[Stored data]
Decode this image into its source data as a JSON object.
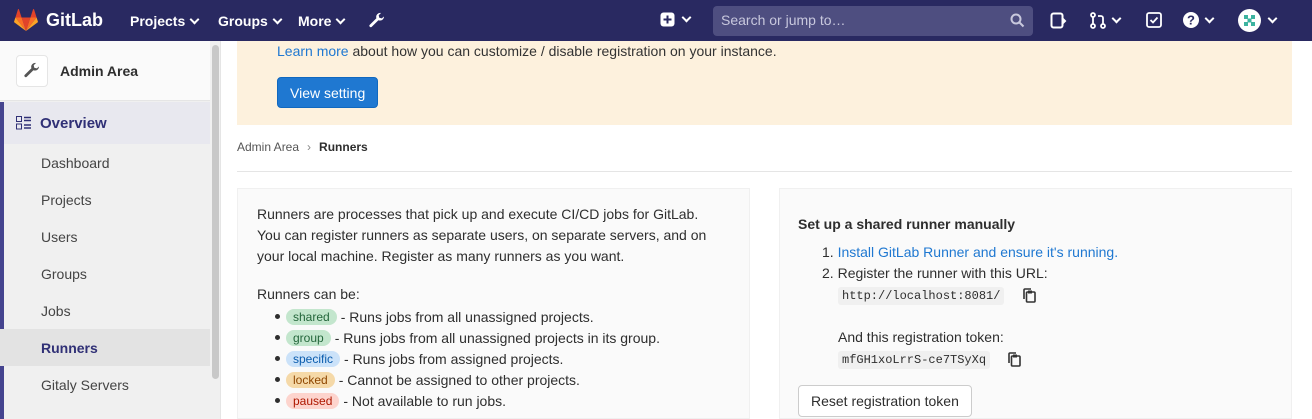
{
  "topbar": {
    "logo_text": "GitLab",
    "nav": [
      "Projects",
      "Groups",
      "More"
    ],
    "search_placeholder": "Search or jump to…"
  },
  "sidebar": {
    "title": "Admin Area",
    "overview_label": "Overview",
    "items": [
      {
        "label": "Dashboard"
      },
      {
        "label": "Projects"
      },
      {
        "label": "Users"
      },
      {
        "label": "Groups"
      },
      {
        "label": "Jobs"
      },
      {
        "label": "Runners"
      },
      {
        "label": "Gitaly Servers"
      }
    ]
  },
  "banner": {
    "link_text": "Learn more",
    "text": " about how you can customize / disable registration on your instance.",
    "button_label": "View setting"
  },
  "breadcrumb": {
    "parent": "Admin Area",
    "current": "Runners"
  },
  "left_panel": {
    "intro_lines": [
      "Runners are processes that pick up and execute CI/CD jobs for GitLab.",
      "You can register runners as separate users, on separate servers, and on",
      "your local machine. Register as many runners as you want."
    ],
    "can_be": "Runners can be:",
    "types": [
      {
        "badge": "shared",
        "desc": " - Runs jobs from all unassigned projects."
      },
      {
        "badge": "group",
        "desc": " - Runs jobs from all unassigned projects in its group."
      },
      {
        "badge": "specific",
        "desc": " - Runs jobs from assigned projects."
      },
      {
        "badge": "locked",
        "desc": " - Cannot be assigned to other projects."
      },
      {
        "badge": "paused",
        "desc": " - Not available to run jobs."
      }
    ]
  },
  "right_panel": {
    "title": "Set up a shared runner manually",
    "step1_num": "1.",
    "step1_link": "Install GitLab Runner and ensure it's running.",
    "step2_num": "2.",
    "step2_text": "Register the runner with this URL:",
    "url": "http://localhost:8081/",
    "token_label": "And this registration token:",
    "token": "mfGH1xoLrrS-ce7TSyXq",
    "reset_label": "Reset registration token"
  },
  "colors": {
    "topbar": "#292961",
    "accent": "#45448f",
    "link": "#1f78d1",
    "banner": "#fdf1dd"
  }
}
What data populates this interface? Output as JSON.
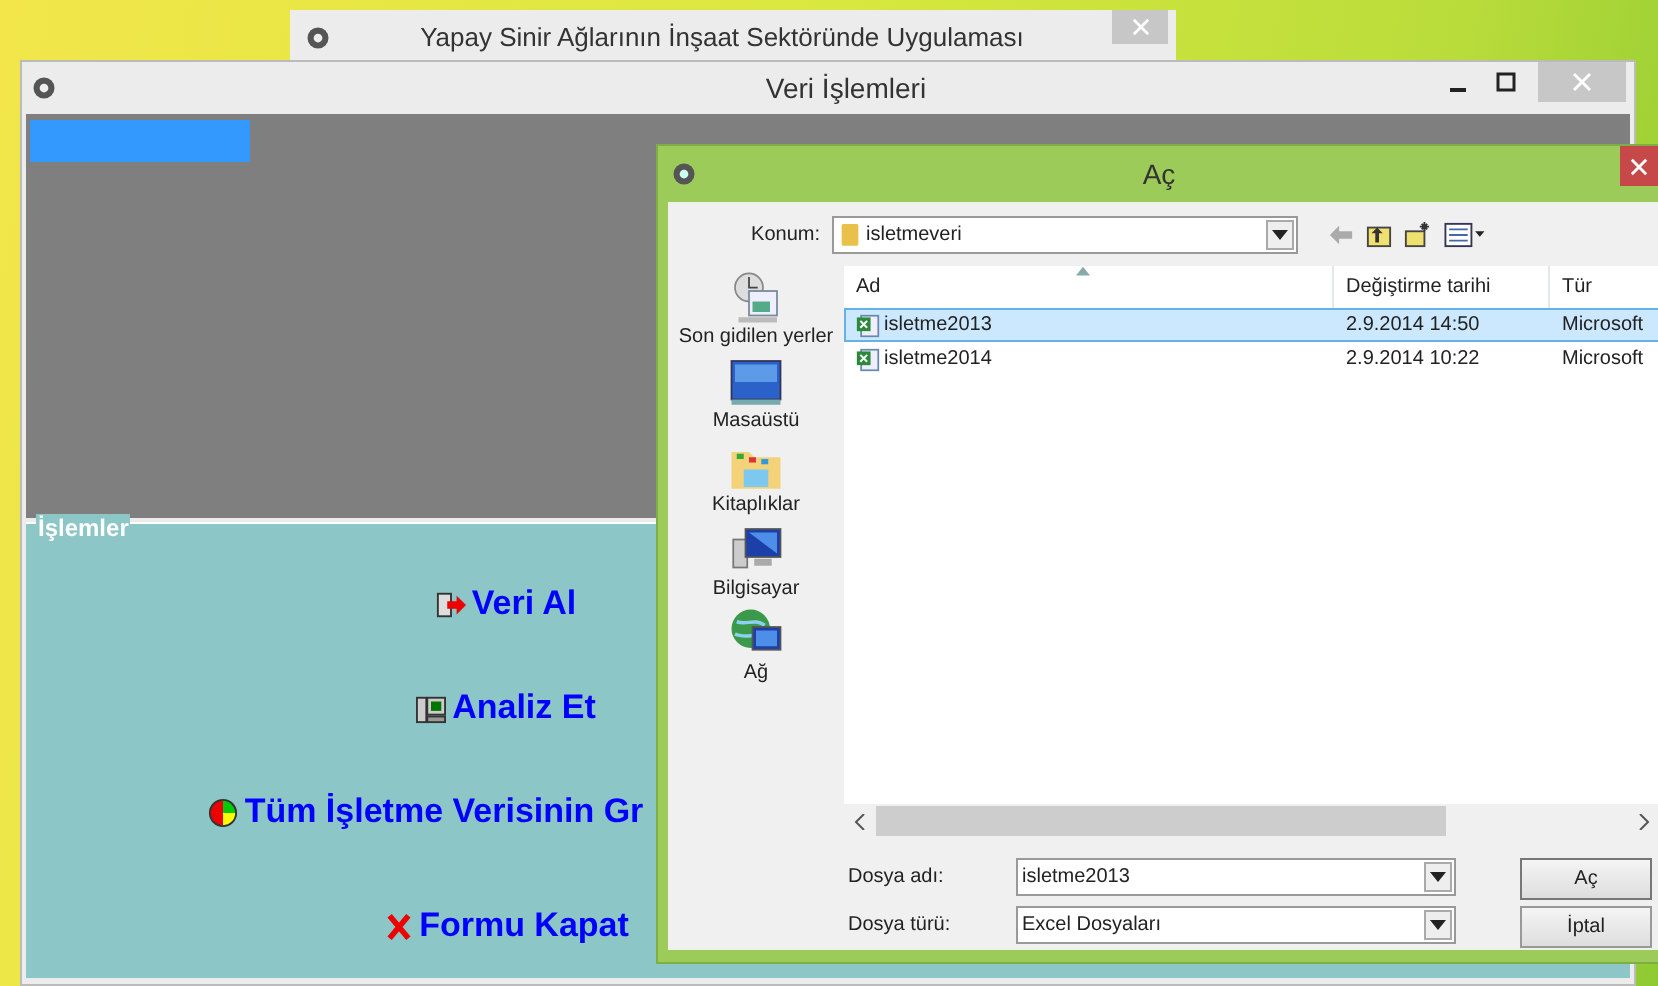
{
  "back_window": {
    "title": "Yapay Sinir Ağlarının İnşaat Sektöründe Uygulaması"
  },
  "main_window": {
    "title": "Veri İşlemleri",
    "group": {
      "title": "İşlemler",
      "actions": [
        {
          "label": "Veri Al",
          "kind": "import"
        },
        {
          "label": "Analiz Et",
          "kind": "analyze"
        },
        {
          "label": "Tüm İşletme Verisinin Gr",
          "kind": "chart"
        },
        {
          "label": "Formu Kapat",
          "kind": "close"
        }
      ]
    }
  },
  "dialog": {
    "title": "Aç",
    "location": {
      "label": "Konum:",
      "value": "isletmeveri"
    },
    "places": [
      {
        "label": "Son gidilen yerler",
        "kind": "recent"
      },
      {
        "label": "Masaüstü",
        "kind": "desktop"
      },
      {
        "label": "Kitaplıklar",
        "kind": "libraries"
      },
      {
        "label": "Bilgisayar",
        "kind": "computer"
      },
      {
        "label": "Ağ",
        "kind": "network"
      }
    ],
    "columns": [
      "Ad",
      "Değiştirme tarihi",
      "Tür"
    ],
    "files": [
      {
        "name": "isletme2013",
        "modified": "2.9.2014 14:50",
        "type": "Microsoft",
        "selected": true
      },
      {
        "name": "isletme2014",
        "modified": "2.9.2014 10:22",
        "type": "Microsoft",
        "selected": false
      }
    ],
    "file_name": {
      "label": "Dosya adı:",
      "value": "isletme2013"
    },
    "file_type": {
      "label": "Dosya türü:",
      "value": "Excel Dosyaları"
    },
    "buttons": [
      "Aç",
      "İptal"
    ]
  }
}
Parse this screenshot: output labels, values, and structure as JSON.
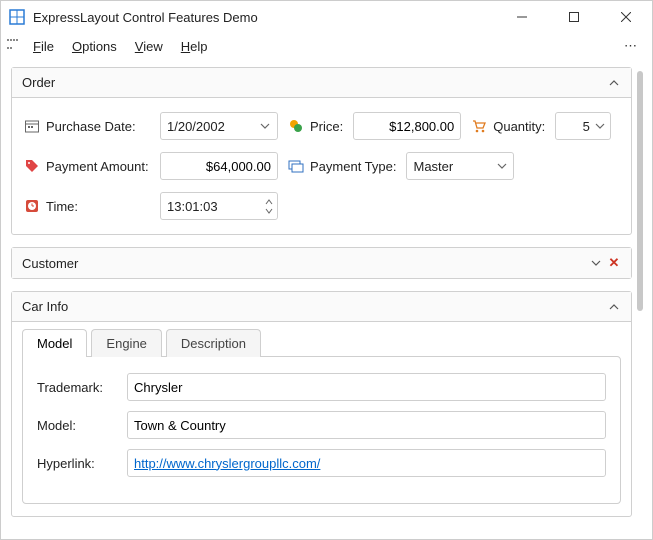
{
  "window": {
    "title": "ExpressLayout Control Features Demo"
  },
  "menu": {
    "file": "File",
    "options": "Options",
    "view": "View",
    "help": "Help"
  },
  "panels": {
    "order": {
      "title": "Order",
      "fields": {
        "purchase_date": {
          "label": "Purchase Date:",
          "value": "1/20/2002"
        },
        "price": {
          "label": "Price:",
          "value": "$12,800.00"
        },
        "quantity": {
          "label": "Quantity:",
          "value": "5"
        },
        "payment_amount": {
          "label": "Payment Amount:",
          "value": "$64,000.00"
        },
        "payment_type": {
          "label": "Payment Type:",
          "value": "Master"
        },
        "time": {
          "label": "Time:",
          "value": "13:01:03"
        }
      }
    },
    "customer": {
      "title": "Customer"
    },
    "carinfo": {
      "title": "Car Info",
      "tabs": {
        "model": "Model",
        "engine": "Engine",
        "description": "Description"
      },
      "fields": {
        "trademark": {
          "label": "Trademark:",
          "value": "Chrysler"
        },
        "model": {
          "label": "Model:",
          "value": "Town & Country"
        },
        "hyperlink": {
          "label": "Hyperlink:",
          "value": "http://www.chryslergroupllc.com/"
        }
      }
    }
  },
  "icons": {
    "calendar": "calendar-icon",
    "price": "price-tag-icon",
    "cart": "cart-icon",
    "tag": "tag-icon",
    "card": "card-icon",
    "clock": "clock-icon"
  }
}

• Stated goal: Starting at the line that contains "Parse this screenshot: output", please write out every line to the end of the entries, inclusive, copied exactly and with pictures omitted.

• Full output:
Parse this screenshot: output labels, values, and structure as JSON.
{
  "window": {
    "title": "ExpressLayout Control Features Demo"
  },
  "menu": {
    "file": "File",
    "options": "Options",
    "view": "View",
    "help": "Help"
  },
  "panels": {
    "order": {
      "title": "Order",
      "fields": {
        "purchase_date": {
          "label": "Purchase Date:",
          "value": "1/20/2002"
        },
        "price": {
          "label": "Price:",
          "value": "$12,800.00"
        },
        "quantity": {
          "label": "Quantity:",
          "value": "5"
        },
        "payment_amount": {
          "label": "Payment Amount:",
          "value": "$64,000.00"
        },
        "payment_type": {
          "label": "Payment Type:",
          "value": "Master"
        },
        "time": {
          "label": "Time:",
          "value": "13:01:03"
        }
      }
    },
    "customer": {
      "title": "Customer"
    },
    "carinfo": {
      "title": "Car Info",
      "tabs": {
        "model": "Model",
        "engine": "Engine",
        "description": "Description"
      },
      "fields": {
        "trademark": {
          "label": "Trademark:",
          "value": "Chrysler"
        },
        "model": {
          "label": "Model:",
          "value": "Town & Country"
        },
        "hyperlink": {
          "label": "Hyperlink:",
          "value": "http://www.chryslergroupllc.com/"
        }
      }
    }
  },
  "icons": {
    "calendar": "calendar-icon",
    "price": "price-tag-icon",
    "cart": "cart-icon",
    "tag": "tag-icon",
    "card": "card-icon",
    "clock": "clock-icon"
  }
}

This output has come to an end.